--- start INPUT ROWS ---

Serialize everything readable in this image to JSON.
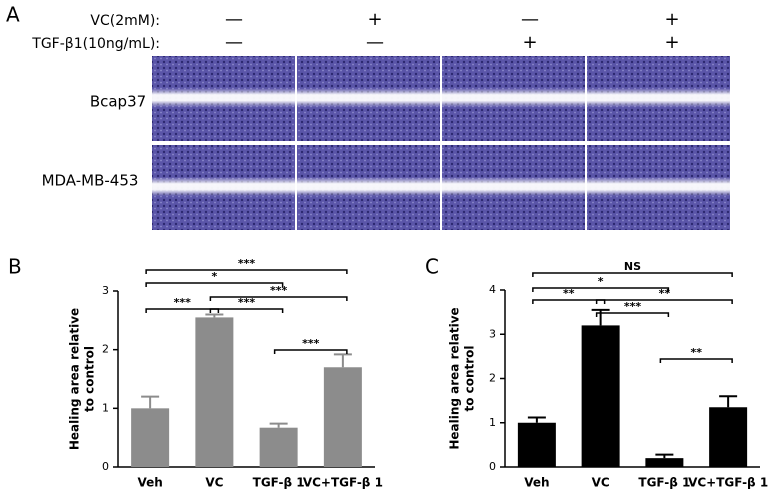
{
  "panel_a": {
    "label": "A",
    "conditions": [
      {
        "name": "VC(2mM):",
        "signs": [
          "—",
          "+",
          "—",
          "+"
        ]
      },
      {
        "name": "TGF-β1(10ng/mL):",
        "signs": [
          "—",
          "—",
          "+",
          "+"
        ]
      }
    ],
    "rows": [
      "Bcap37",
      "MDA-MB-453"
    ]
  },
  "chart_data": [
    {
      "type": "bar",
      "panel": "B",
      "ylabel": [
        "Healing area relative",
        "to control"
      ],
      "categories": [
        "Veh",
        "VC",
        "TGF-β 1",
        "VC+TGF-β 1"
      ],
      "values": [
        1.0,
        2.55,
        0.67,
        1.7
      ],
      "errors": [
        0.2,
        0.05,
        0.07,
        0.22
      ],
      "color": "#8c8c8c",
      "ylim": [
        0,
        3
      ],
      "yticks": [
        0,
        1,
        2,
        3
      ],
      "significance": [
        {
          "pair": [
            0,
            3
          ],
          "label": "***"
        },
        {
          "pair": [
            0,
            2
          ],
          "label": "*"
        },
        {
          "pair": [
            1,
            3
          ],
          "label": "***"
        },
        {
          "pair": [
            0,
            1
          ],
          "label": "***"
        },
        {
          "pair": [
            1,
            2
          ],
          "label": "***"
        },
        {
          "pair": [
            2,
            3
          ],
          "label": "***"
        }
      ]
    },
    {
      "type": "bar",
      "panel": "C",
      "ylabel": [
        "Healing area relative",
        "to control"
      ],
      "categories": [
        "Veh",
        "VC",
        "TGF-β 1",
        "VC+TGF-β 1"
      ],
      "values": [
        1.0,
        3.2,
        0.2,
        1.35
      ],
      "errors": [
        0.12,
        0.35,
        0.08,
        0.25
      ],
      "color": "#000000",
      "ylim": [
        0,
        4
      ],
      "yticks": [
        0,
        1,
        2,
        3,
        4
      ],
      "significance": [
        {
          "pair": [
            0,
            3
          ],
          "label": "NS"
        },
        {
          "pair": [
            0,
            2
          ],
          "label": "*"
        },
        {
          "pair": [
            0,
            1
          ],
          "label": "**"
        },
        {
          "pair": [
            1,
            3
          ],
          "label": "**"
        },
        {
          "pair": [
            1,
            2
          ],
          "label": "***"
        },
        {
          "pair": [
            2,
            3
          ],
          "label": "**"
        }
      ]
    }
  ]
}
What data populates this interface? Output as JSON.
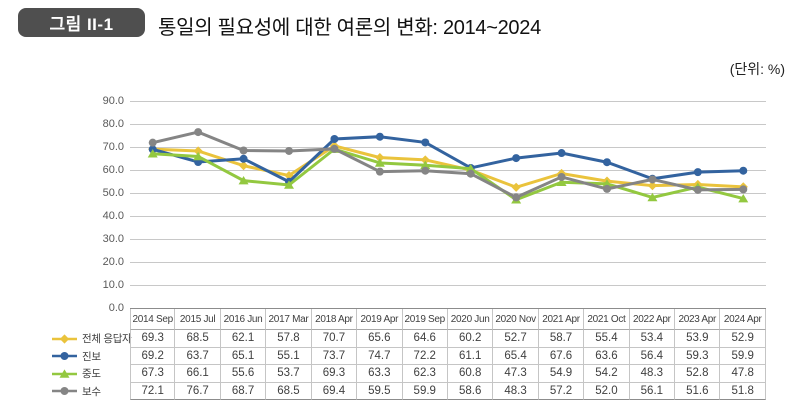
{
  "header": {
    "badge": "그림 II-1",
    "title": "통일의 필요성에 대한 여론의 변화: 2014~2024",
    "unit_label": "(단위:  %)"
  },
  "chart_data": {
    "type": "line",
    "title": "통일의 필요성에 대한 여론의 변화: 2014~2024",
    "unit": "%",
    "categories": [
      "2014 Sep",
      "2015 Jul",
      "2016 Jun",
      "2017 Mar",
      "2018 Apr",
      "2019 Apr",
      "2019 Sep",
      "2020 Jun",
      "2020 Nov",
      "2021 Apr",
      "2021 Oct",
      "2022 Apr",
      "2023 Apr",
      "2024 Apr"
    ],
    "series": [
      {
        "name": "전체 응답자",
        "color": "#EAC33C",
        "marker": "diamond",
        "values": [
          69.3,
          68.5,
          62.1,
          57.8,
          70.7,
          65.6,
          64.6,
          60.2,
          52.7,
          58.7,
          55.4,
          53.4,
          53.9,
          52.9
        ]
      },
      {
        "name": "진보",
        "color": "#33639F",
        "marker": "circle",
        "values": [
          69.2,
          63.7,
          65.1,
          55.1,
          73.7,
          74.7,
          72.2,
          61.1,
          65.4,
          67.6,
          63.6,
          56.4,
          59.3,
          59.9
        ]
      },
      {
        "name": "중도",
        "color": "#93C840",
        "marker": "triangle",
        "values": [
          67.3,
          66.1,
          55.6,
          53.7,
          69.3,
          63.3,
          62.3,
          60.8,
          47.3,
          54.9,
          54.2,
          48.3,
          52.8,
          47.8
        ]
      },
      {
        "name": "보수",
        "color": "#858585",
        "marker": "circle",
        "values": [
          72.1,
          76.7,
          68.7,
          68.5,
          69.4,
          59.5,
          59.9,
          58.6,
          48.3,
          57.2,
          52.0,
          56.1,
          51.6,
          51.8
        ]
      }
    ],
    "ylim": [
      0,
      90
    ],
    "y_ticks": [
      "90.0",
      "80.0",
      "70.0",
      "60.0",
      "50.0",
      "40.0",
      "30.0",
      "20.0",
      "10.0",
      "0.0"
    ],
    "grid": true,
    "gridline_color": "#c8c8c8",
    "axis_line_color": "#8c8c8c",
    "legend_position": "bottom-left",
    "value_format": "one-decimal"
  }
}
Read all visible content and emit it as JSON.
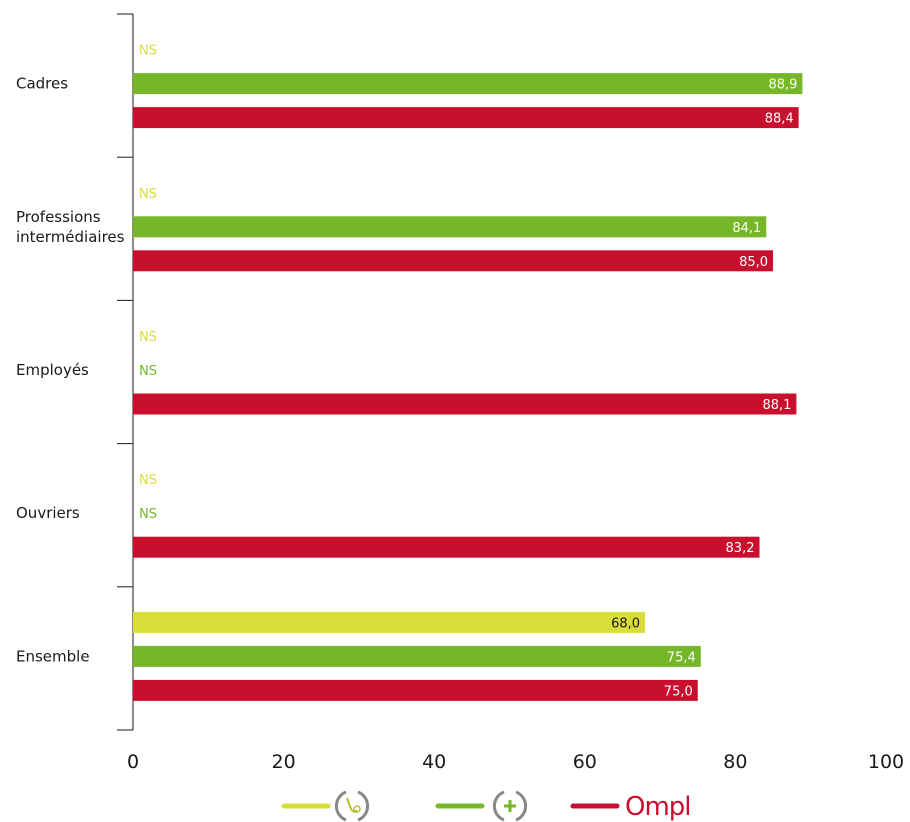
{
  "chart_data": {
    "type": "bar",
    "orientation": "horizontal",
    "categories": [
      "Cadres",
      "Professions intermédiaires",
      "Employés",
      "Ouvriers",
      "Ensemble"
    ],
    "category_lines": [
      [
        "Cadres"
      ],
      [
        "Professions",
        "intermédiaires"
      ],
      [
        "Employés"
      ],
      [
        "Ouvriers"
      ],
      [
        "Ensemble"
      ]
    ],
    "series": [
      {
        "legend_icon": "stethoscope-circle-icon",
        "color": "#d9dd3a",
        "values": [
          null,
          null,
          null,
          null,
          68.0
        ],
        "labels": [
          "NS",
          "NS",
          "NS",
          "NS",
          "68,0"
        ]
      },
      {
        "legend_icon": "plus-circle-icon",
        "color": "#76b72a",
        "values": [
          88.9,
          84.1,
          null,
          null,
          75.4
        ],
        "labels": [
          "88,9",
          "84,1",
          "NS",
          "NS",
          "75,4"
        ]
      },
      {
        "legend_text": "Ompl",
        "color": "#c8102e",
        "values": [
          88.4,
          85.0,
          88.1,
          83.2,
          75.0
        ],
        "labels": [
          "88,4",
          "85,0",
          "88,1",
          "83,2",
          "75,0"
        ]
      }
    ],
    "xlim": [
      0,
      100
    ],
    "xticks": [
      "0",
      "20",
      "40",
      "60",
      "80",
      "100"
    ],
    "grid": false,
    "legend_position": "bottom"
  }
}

--- end INPUT ROWS ---

SET EXERCISE
Copy each line that holds the word "marker".

FINISHED ANSWER
        "marker": "diamond",
        "marker": "circle",
        "marker": "triangle",
        "marker": "circle",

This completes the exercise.